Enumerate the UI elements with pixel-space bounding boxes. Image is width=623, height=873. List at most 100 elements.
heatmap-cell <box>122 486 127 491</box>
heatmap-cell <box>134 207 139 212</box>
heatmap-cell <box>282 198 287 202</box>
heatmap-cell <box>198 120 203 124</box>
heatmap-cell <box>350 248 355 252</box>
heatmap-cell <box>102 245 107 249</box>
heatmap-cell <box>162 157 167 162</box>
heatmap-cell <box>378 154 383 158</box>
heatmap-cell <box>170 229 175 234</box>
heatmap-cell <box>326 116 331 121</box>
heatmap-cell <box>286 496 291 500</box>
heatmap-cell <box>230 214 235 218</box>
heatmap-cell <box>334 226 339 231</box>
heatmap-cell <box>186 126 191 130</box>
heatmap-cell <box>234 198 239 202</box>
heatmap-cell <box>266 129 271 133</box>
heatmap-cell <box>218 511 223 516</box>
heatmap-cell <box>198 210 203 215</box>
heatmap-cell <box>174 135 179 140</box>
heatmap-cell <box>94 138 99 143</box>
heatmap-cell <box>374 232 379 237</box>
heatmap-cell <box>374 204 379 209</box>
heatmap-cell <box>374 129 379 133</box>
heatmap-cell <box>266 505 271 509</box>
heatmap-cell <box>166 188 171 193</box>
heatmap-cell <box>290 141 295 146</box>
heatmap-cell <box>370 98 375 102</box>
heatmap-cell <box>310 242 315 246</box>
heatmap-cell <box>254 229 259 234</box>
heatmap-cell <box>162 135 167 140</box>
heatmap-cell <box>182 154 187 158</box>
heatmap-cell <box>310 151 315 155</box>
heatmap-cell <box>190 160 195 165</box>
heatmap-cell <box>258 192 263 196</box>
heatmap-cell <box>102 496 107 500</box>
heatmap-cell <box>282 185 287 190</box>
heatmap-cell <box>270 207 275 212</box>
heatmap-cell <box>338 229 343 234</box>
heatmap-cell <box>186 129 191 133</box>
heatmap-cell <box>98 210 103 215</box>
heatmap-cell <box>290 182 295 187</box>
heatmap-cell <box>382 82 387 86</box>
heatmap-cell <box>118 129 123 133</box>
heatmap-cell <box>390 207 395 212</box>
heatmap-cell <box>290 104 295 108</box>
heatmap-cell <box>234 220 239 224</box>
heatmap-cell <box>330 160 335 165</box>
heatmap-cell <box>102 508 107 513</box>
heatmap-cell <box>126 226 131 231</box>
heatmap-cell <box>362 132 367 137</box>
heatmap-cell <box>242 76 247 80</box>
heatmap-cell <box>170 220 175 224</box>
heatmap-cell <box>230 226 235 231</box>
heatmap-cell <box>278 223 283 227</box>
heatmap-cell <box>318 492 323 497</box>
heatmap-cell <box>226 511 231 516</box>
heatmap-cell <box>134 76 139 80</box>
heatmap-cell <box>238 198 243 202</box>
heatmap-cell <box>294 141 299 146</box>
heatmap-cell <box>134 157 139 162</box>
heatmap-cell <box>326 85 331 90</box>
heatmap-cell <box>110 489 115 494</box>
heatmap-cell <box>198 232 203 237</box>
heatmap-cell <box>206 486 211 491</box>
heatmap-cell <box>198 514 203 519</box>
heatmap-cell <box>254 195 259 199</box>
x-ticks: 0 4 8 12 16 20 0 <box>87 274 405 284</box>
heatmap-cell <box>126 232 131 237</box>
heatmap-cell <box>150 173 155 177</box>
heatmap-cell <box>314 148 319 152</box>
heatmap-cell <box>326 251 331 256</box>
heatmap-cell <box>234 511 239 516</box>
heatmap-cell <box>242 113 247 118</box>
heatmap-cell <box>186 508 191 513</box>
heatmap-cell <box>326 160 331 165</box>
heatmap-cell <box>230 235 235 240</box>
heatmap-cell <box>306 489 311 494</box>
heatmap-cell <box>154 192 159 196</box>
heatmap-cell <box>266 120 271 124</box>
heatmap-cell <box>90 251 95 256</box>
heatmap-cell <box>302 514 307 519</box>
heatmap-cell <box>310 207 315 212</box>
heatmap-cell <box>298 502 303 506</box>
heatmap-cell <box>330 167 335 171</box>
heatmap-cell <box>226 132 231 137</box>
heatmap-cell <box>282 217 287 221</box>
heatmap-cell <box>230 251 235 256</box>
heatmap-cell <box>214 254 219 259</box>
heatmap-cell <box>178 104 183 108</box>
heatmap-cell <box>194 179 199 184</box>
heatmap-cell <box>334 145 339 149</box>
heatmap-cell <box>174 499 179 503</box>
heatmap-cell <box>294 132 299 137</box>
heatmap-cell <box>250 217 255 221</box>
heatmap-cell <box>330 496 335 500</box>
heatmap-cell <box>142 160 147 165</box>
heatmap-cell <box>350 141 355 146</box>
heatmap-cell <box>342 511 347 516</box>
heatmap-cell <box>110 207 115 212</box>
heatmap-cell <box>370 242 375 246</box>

Objective: Rewrite the items from the first line through the line with "heatmap-cell <box>94 138 99 143</box>", changing every "heatmap-cell" to "heatmap-square" and leaving everything else unchanged.

Result of the exercise:
Enumerate the UI elements with pixel-space bounding boxes. Image is width=623, height=873. List at most 100 elements.
heatmap-square <box>122 486 127 491</box>
heatmap-square <box>134 207 139 212</box>
heatmap-square <box>282 198 287 202</box>
heatmap-square <box>198 120 203 124</box>
heatmap-square <box>350 248 355 252</box>
heatmap-square <box>102 245 107 249</box>
heatmap-square <box>162 157 167 162</box>
heatmap-square <box>378 154 383 158</box>
heatmap-square <box>170 229 175 234</box>
heatmap-square <box>326 116 331 121</box>
heatmap-square <box>286 496 291 500</box>
heatmap-square <box>230 214 235 218</box>
heatmap-square <box>334 226 339 231</box>
heatmap-square <box>186 126 191 130</box>
heatmap-square <box>234 198 239 202</box>
heatmap-square <box>266 129 271 133</box>
heatmap-square <box>218 511 223 516</box>
heatmap-square <box>198 210 203 215</box>
heatmap-square <box>174 135 179 140</box>
heatmap-square <box>94 138 99 143</box>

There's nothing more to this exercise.